──────── Source material
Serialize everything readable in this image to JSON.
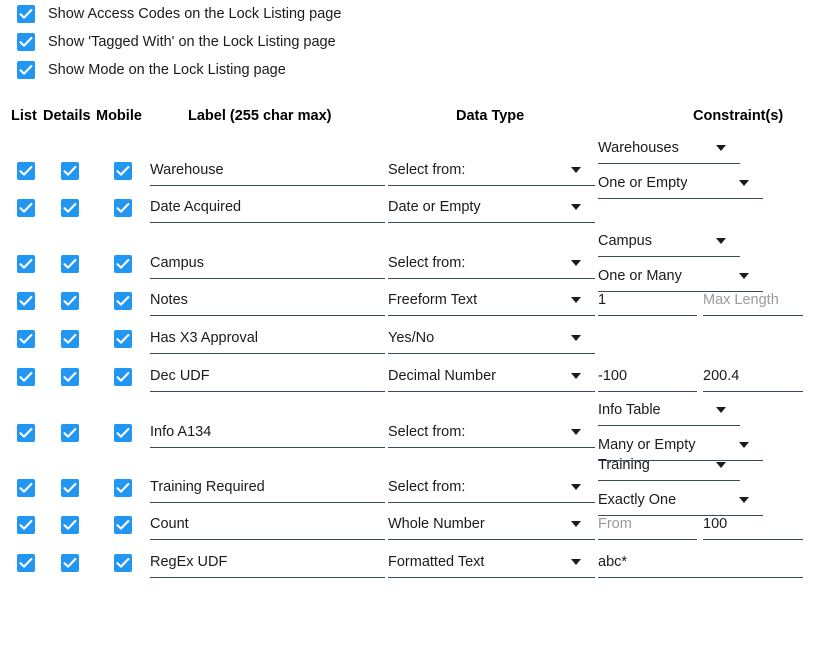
{
  "options": [
    {
      "label": "Show Access Codes on the Lock Listing page",
      "checked": true
    },
    {
      "label": "Show 'Tagged With' on the Lock Listing page",
      "checked": true
    },
    {
      "label": "Show Mode on the Lock Listing page",
      "checked": true
    }
  ],
  "table": {
    "headers": {
      "list": "List",
      "details": "Details",
      "mobile": "Mobile",
      "label": "Label (255 char max)",
      "data_type": "Data Type",
      "constraints": "Constraint(s)"
    },
    "rows": [
      {
        "list": true,
        "details": true,
        "mobile": true,
        "label": "Warehouse",
        "data_type": "Select from:",
        "constraint_1": "Warehouses",
        "constraint_2": "One or Empty"
      },
      {
        "list": true,
        "details": true,
        "mobile": true,
        "label": "Date Acquired",
        "data_type": "Date or Empty"
      },
      {
        "list": true,
        "details": true,
        "mobile": true,
        "label": "Campus",
        "data_type": "Select from:",
        "constraint_1": "Campus",
        "constraint_2": "One or Many"
      },
      {
        "list": true,
        "details": true,
        "mobile": true,
        "label": "Notes",
        "data_type": "Freeform Text",
        "num_1_value": "1",
        "num_2_value": "",
        "num_2_placeholder": "Max Length"
      },
      {
        "list": true,
        "details": true,
        "mobile": true,
        "label": "Has X3 Approval",
        "data_type": "Yes/No"
      },
      {
        "list": true,
        "details": true,
        "mobile": true,
        "label": "Dec UDF",
        "data_type": "Decimal Number",
        "num_1_value": "-100",
        "num_2_value": "200.4"
      },
      {
        "list": true,
        "details": true,
        "mobile": true,
        "label": "Info A134",
        "data_type": "Select from:",
        "constraint_1": "Info Table",
        "constraint_2": "Many or Empty"
      },
      {
        "list": true,
        "details": true,
        "mobile": true,
        "label": "Training Required",
        "data_type": "Select from:",
        "constraint_1": "Training",
        "constraint_2": "Exactly One"
      },
      {
        "list": true,
        "details": true,
        "mobile": true,
        "label": "Count",
        "data_type": "Whole Number",
        "num_1_value": "",
        "num_1_placeholder": "From",
        "num_2_value": "100"
      },
      {
        "list": true,
        "details": true,
        "mobile": true,
        "label": "RegEx UDF",
        "data_type": "Formatted Text",
        "wide_value": "abc*"
      }
    ]
  },
  "colors": {
    "checkbox": "#2196f3",
    "underline": "#3b4a63",
    "text": "#1b1b1b",
    "placeholder": "#9b9b9b"
  }
}
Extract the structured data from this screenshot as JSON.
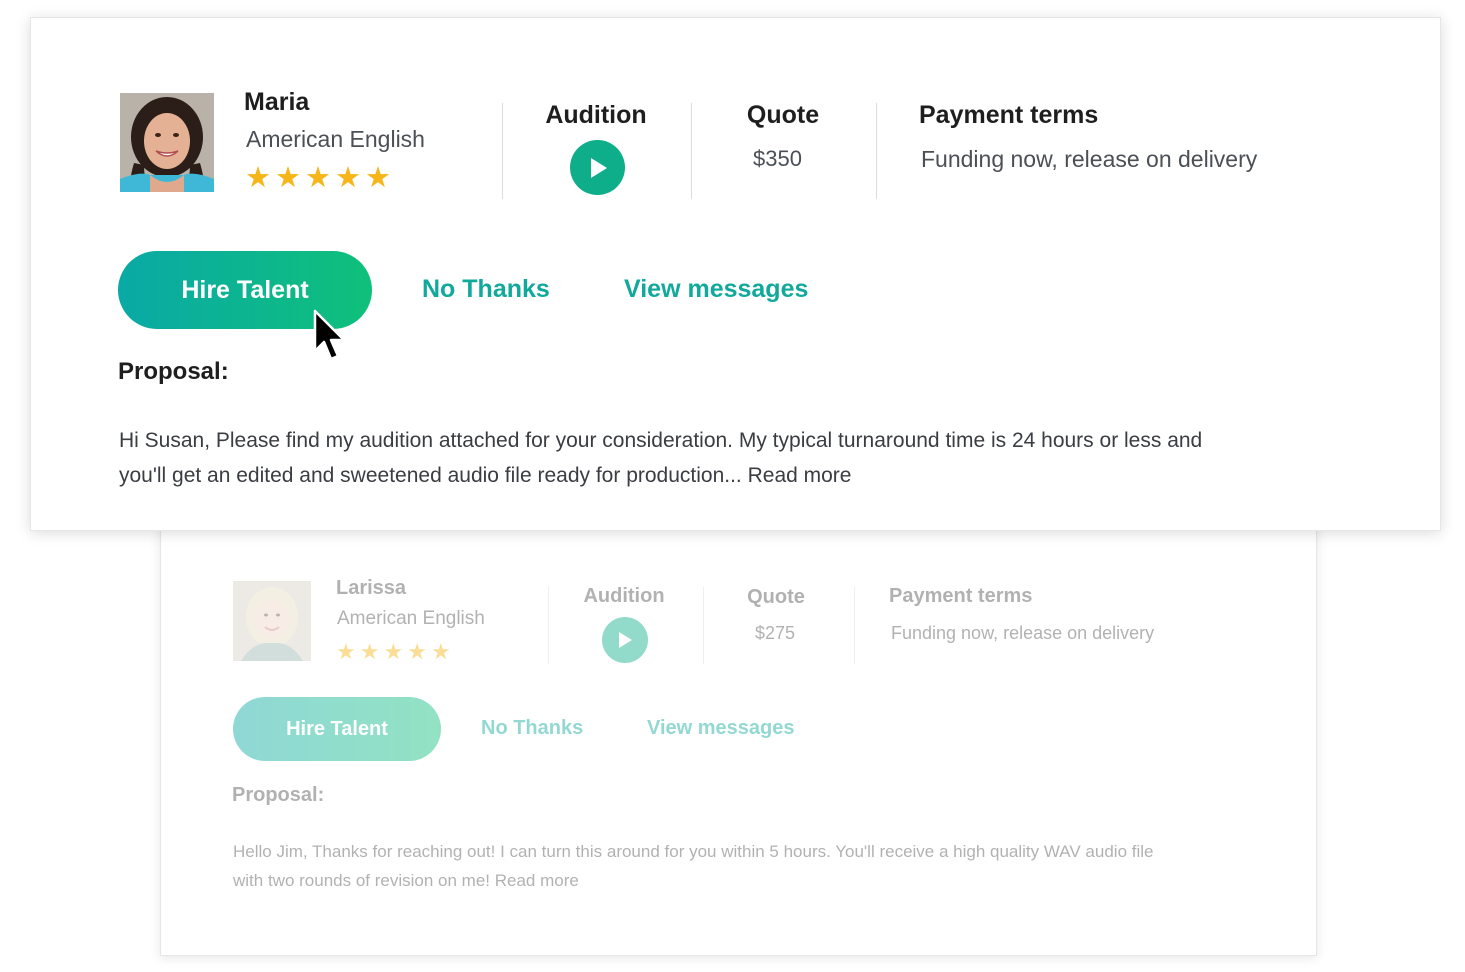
{
  "colors": {
    "accent": "#0fae8a",
    "link": "#11a99c",
    "star": "#f6b619",
    "hire_gradient_start": "#0aa9a6",
    "hire_gradient_end": "#0fc07a"
  },
  "icons": [
    "star-icon",
    "play-icon",
    "mouse-pointer-icon"
  ],
  "proposals": [
    {
      "name": "Maria",
      "language": "American English",
      "rating": 5,
      "stars": [
        "★",
        "★",
        "★",
        "★",
        "★"
      ],
      "audition_label": "Audition",
      "quote_label": "Quote",
      "quote_value": "$350",
      "payment_label": "Payment terms",
      "payment_value": "Funding now, release on delivery",
      "hire_label": "Hire Talent",
      "decline_label": "No Thanks",
      "messages_label": "View messages",
      "proposal_label": "Proposal:",
      "proposal_line1": "Hi Susan, Please find my audition attached for your consideration. My typical turnaround time is 24 hours or less and",
      "proposal_line2": "you'll get an edited and sweetened audio file ready for production... Read more"
    },
    {
      "name": "Larissa",
      "language": "American English",
      "rating": 5,
      "stars": [
        "★",
        "★",
        "★",
        "★",
        "★"
      ],
      "audition_label": "Audition",
      "quote_label": "Quote",
      "quote_value": "$275",
      "payment_label": "Payment terms",
      "payment_value": "Funding now, release on delivery",
      "hire_label": "Hire Talent",
      "decline_label": "No Thanks",
      "messages_label": "View messages",
      "proposal_label": "Proposal:",
      "proposal_line1": "Hello Jim, Thanks for reaching out! I can turn this around for you within 5 hours. You'll receive a high quality WAV audio file",
      "proposal_line2": "with two rounds of revision on me! Read more"
    }
  ]
}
────────────────
# What to produce
Each record must be quoted in full and exactly. Do not include the pictures.

# Exercise answer
Serialize everything readable in this image to JSON.
{
  "options": [
    {
      "label": "Show Access Codes on the Lock Listing page",
      "checked": true
    },
    {
      "label": "Show 'Tagged With' on the Lock Listing page",
      "checked": true
    },
    {
      "label": "Show Mode on the Lock Listing page",
      "checked": true
    }
  ],
  "table": {
    "headers": {
      "list": "List",
      "details": "Details",
      "mobile": "Mobile",
      "label": "Label (255 char max)",
      "data_type": "Data Type",
      "constraints": "Constraint(s)"
    },
    "rows": [
      {
        "list": true,
        "details": true,
        "mobile": true,
        "label": "Warehouse",
        "data_type": "Select from:",
        "constraint_1": "Warehouses",
        "constraint_2": "One or Empty"
      },
      {
        "list": true,
        "details": true,
        "mobile": true,
        "label": "Date Acquired",
        "data_type": "Date or Empty"
      },
      {
        "list": true,
        "details": true,
        "mobile": true,
        "label": "Campus",
        "data_type": "Select from:",
        "constraint_1": "Campus",
        "constraint_2": "One or Many"
      },
      {
        "list": true,
        "details": true,
        "mobile": true,
        "label": "Notes",
        "data_type": "Freeform Text",
        "num_1_value": "1",
        "num_2_value": "",
        "num_2_placeholder": "Max Length"
      },
      {
        "list": true,
        "details": true,
        "mobile": true,
        "label": "Has X3 Approval",
        "data_type": "Yes/No"
      },
      {
        "list": true,
        "details": true,
        "mobile": true,
        "label": "Dec UDF",
        "data_type": "Decimal Number",
        "num_1_value": "-100",
        "num_2_value": "200.4"
      },
      {
        "list": true,
        "details": true,
        "mobile": true,
        "label": "Info A134",
        "data_type": "Select from:",
        "constraint_1": "Info Table",
        "constraint_2": "Many or Empty"
      },
      {
        "list": true,
        "details": true,
        "mobile": true,
        "label": "Training Required",
        "data_type": "Select from:",
        "constraint_1": "Training",
        "constraint_2": "Exactly One"
      },
      {
        "list": true,
        "details": true,
        "mobile": true,
        "label": "Count",
        "data_type": "Whole Number",
        "num_1_value": "",
        "num_1_placeholder": "From",
        "num_2_value": "100"
      },
      {
        "list": true,
        "details": true,
        "mobile": true,
        "label": "RegEx UDF",
        "data_type": "Formatted Text",
        "wide_value": "abc*"
      }
    ]
  },
  "colors": {
    "checkbox": "#2196f3",
    "underline": "#3b4a63",
    "text": "#1b1b1b",
    "placeholder": "#9b9b9b"
  }
}
Extract the structured data from this screenshot as JSON.
{
  "colors": {
    "accent": "#0fae8a",
    "link": "#11a99c",
    "star": "#f6b619",
    "hire_gradient_start": "#0aa9a6",
    "hire_gradient_end": "#0fc07a"
  },
  "icons": [
    "star-icon",
    "play-icon",
    "mouse-pointer-icon"
  ],
  "proposals": [
    {
      "name": "Maria",
      "language": "American English",
      "rating": 5,
      "stars": [
        "★",
        "★",
        "★",
        "★",
        "★"
      ],
      "audition_label": "Audition",
      "quote_label": "Quote",
      "quote_value": "$350",
      "payment_label": "Payment terms",
      "payment_value": "Funding now, release on delivery",
      "hire_label": "Hire Talent",
      "decline_label": "No Thanks",
      "messages_label": "View messages",
      "proposal_label": "Proposal:",
      "proposal_line1": "Hi Susan, Please find my audition attached for your consideration. My typical turnaround time is 24 hours or less and",
      "proposal_line2": "you'll get an edited and sweetened audio file ready for production... Read more"
    },
    {
      "name": "Larissa",
      "language": "American English",
      "rating": 5,
      "stars": [
        "★",
        "★",
        "★",
        "★",
        "★"
      ],
      "audition_label": "Audition",
      "quote_label": "Quote",
      "quote_value": "$275",
      "payment_label": "Payment terms",
      "payment_value": "Funding now, release on delivery",
      "hire_label": "Hire Talent",
      "decline_label": "No Thanks",
      "messages_label": "View messages",
      "proposal_label": "Proposal:",
      "proposal_line1": "Hello Jim, Thanks for reaching out! I can turn this around for you within 5 hours. You'll receive a high quality WAV audio file",
      "proposal_line2": "with two rounds of revision on me! Read more"
    }
  ]
}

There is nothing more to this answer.